» **Written instruction**
Return every line of the data below that includes the string "color".

» **Data excerpts**
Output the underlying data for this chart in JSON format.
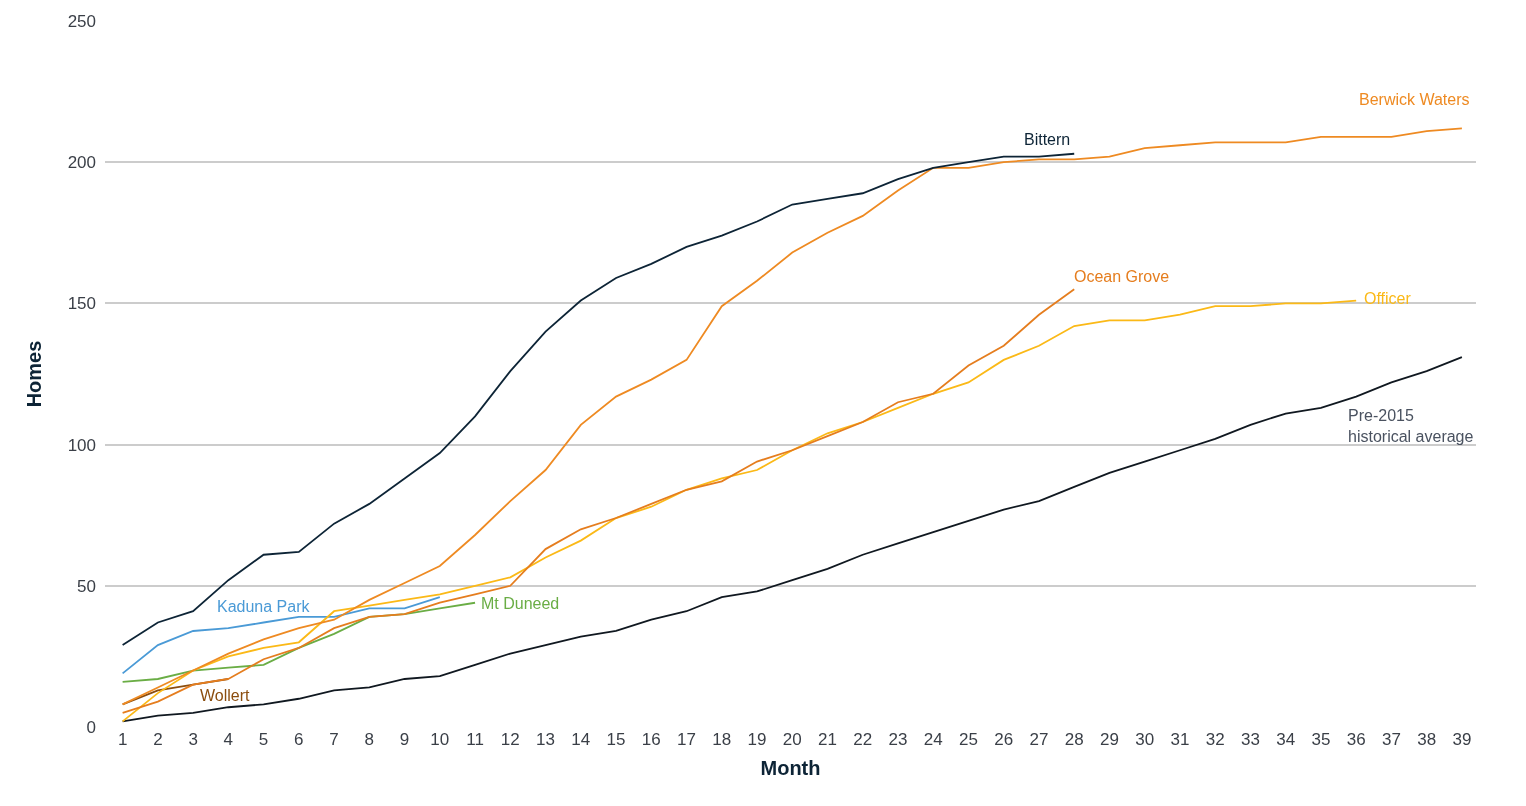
{
  "chart_data": {
    "type": "line",
    "xlabel": "Month",
    "ylabel": "Homes",
    "x": [
      1,
      2,
      3,
      4,
      5,
      6,
      7,
      8,
      9,
      10,
      11,
      12,
      13,
      14,
      15,
      16,
      17,
      18,
      19,
      20,
      21,
      22,
      23,
      24,
      25,
      26,
      27,
      28,
      29,
      30,
      31,
      32,
      33,
      34,
      35,
      36,
      37,
      38,
      39
    ],
    "xlim": [
      0.5,
      39.4
    ],
    "xticks": [
      1,
      2,
      3,
      4,
      5,
      6,
      7,
      8,
      9,
      10,
      11,
      12,
      13,
      14,
      15,
      16,
      17,
      18,
      19,
      20,
      21,
      22,
      23,
      24,
      25,
      26,
      27,
      28,
      29,
      30,
      31,
      32,
      33,
      34,
      35,
      36,
      37,
      38,
      39
    ],
    "ylim": [
      0,
      250
    ],
    "yticks": [
      0,
      50,
      100,
      150,
      200,
      250
    ],
    "grid": "y",
    "legend": false,
    "marker": "none",
    "line_style": "solid",
    "series": [
      {
        "name": "Pre-2015\nhistorical average",
        "color": "#101820",
        "values": [
          2,
          4,
          5,
          7,
          8,
          10,
          13,
          14,
          17,
          18,
          22,
          26,
          29,
          32,
          34,
          38,
          41,
          46,
          48,
          52,
          56,
          61,
          65,
          69,
          73,
          77,
          80,
          85,
          90,
          94,
          98,
          102,
          107,
          111,
          113,
          117,
          122,
          126,
          131
        ]
      },
      {
        "name": "Wollert",
        "color": "#8b4d0e",
        "x": [
          1,
          2,
          3,
          4
        ],
        "values": [
          8,
          13,
          15,
          17
        ]
      },
      {
        "name": "Mt Duneed",
        "color": "#6aad45",
        "x": [
          1,
          2,
          3,
          4,
          5,
          6,
          7,
          8,
          9,
          10,
          11
        ],
        "values": [
          16,
          17,
          20,
          21,
          22,
          28,
          33,
          39,
          40,
          42,
          44
        ]
      },
      {
        "name": "Kaduna Park",
        "color": "#4a9ad6",
        "x": [
          1,
          2,
          3,
          4,
          5,
          6,
          7,
          8,
          9,
          10
        ],
        "values": [
          19,
          29,
          34,
          35,
          37,
          39,
          39,
          42,
          42,
          46
        ]
      },
      {
        "name": "Officer",
        "color": "#fbb917",
        "x": [
          1,
          2,
          3,
          4,
          5,
          6,
          7,
          8,
          9,
          10,
          11,
          12,
          13,
          14,
          15,
          16,
          17,
          18,
          19,
          20,
          21,
          22,
          23,
          24,
          25,
          26,
          27,
          28,
          29,
          30,
          31,
          32,
          33,
          34,
          35,
          36
        ],
        "values": [
          2,
          12,
          20,
          25,
          28,
          30,
          41,
          43,
          45,
          47,
          50,
          53,
          60,
          66,
          74,
          78,
          84,
          88,
          91,
          98,
          104,
          108,
          113,
          118,
          122,
          130,
          135,
          142,
          144,
          144,
          146,
          149,
          149,
          150,
          150,
          151
        ]
      },
      {
        "name": "Ocean Grove",
        "color": "#e57d1e",
        "x": [
          1,
          2,
          3,
          4,
          5,
          6,
          7,
          8,
          9,
          10,
          11,
          12,
          13,
          14,
          15,
          16,
          17,
          18,
          19,
          20,
          21,
          22,
          23,
          24,
          25,
          26,
          27,
          28
        ],
        "values": [
          5,
          9,
          15,
          17,
          24,
          28,
          35,
          39,
          40,
          44,
          47,
          50,
          63,
          70,
          74,
          79,
          84,
          87,
          94,
          98,
          103,
          108,
          115,
          118,
          128,
          135,
          146,
          155
        ]
      },
      {
        "name": "Berwick Waters",
        "color": "#ee8a22",
        "values": [
          8,
          14,
          20,
          26,
          31,
          35,
          38,
          45,
          51,
          57,
          68,
          80,
          91,
          107,
          117,
          123,
          130,
          149,
          158,
          168,
          175,
          181,
          190,
          198,
          198,
          200,
          201,
          201,
          202,
          205,
          206,
          207,
          207,
          207,
          209,
          209,
          209,
          211,
          212
        ]
      },
      {
        "name": "Bittern",
        "color": "#0d2436",
        "x": [
          1,
          2,
          3,
          4,
          5,
          6,
          7,
          8,
          9,
          10,
          11,
          12,
          13,
          14,
          15,
          16,
          17,
          18,
          19,
          20,
          21,
          22,
          23,
          24,
          25,
          26,
          27,
          28
        ],
        "values": [
          29,
          37,
          41,
          52,
          61,
          62,
          72,
          79,
          88,
          97,
          110,
          126,
          140,
          151,
          159,
          164,
          170,
          174,
          179,
          185,
          187,
          189,
          194,
          198,
          200,
          202,
          202,
          203
        ]
      }
    ]
  }
}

» **Exercise result**
        "color": "#101820",
        "color": "#8b4d0e",
        "color": "#6aad45",
        "color": "#4a9ad6",
        "color": "#fbb917",
        "color": "#e57d1e",
        "color": "#ee8a22",
        "color": "#0d2436",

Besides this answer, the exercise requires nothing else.